■ GIVEN TASK ■
Extract all lines that hold "soluzione" from the records below.

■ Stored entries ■

.....

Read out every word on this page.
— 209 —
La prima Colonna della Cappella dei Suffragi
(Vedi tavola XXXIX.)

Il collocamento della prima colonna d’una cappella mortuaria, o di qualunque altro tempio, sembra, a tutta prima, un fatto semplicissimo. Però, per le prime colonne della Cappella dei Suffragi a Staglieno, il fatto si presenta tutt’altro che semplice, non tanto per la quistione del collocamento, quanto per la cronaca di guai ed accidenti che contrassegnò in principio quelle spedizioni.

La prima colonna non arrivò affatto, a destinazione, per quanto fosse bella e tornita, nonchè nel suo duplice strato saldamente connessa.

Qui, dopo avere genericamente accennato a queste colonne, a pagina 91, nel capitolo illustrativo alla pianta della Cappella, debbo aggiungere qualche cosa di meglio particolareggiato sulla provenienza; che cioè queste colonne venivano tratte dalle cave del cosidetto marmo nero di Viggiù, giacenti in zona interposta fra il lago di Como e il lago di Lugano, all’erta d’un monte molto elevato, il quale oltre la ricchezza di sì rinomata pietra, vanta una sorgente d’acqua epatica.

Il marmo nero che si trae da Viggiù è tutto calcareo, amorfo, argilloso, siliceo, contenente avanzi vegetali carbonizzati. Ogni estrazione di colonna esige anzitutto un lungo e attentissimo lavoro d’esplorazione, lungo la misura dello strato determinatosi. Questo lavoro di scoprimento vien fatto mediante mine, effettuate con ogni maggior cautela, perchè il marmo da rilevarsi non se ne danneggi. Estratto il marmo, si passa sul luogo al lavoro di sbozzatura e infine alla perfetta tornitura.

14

.....

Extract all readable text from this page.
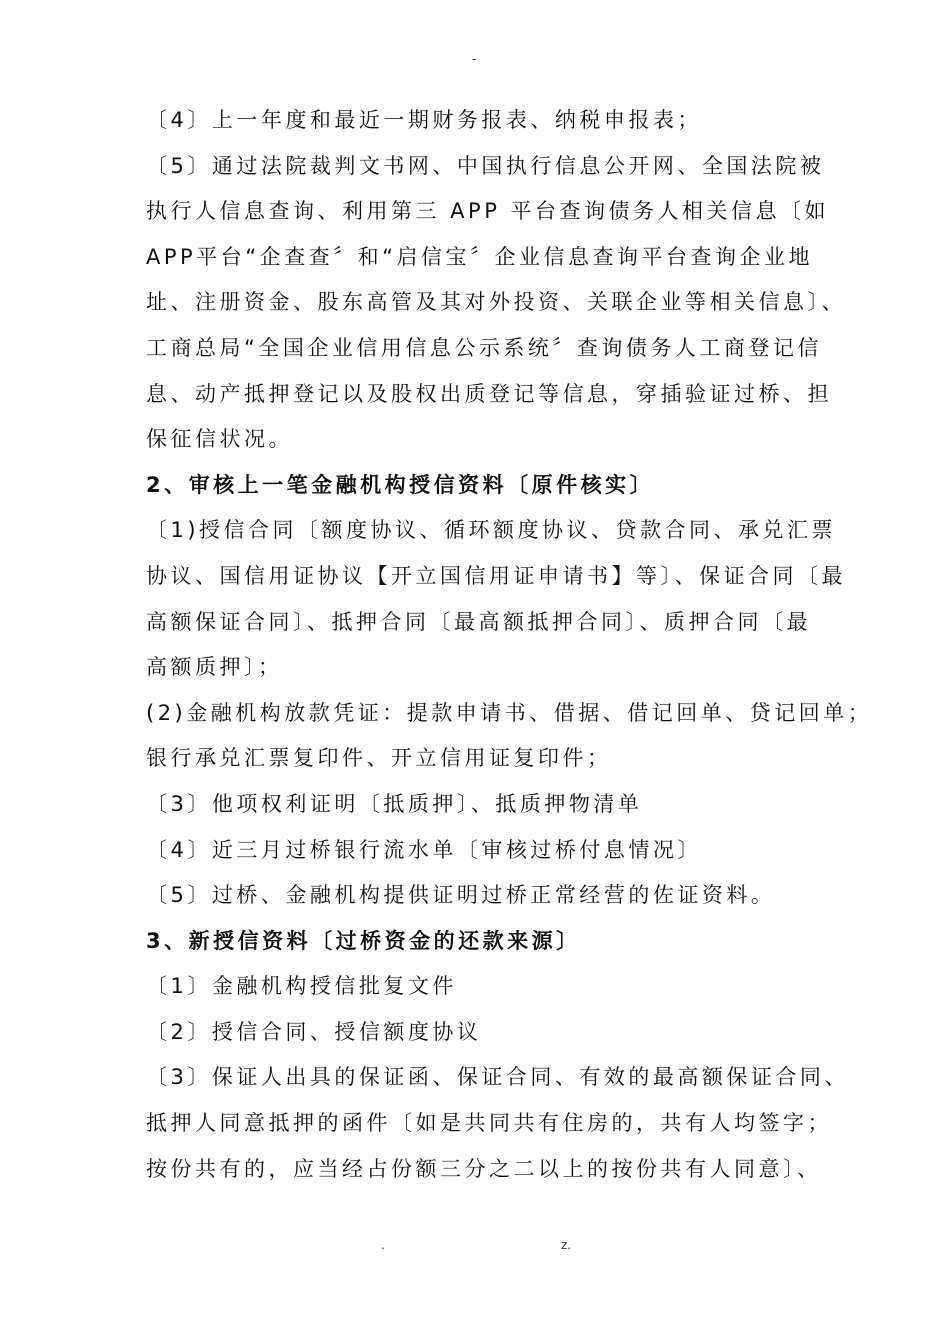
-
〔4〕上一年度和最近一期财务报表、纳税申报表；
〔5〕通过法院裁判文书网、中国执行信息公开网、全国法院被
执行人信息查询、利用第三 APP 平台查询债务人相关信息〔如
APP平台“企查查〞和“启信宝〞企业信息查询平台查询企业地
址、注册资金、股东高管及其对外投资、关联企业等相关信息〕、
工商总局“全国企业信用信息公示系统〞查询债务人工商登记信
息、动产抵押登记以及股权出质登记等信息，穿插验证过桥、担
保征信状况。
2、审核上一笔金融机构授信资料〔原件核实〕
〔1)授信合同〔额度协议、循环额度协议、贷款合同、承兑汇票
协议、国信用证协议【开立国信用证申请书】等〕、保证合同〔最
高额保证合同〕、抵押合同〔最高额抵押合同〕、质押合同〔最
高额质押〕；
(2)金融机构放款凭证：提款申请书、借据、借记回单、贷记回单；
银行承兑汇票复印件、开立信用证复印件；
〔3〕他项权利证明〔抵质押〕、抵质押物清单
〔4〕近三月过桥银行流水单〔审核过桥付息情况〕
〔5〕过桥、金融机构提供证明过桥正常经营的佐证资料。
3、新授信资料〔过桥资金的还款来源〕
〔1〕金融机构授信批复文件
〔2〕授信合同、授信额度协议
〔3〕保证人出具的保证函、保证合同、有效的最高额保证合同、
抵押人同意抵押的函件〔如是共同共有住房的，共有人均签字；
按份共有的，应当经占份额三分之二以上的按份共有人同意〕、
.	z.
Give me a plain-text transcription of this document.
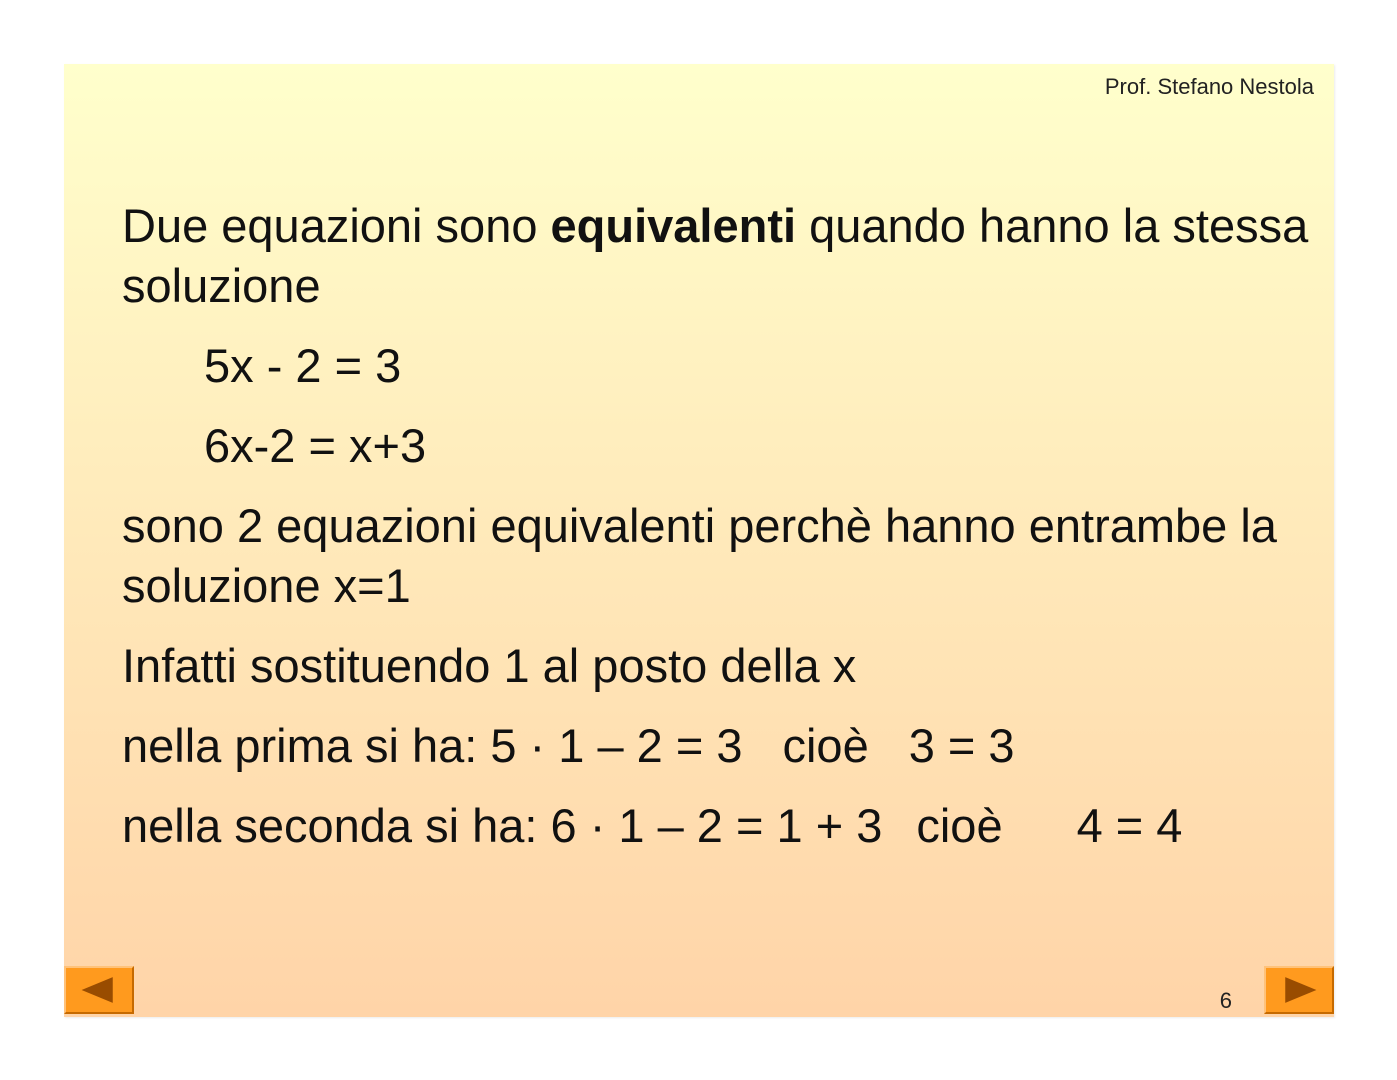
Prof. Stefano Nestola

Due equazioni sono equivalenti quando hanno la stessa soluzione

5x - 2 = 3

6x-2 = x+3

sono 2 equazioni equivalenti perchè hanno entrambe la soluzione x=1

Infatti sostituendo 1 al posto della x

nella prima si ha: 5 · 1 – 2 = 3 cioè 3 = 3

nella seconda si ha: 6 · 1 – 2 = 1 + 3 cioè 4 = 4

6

.....

■ ANSWER ■
Due equazioni sono equivalenti quando hanno la stessa soluzione
sono 2 equazioni equivalenti perchè hanno entrambe la soluzione x=1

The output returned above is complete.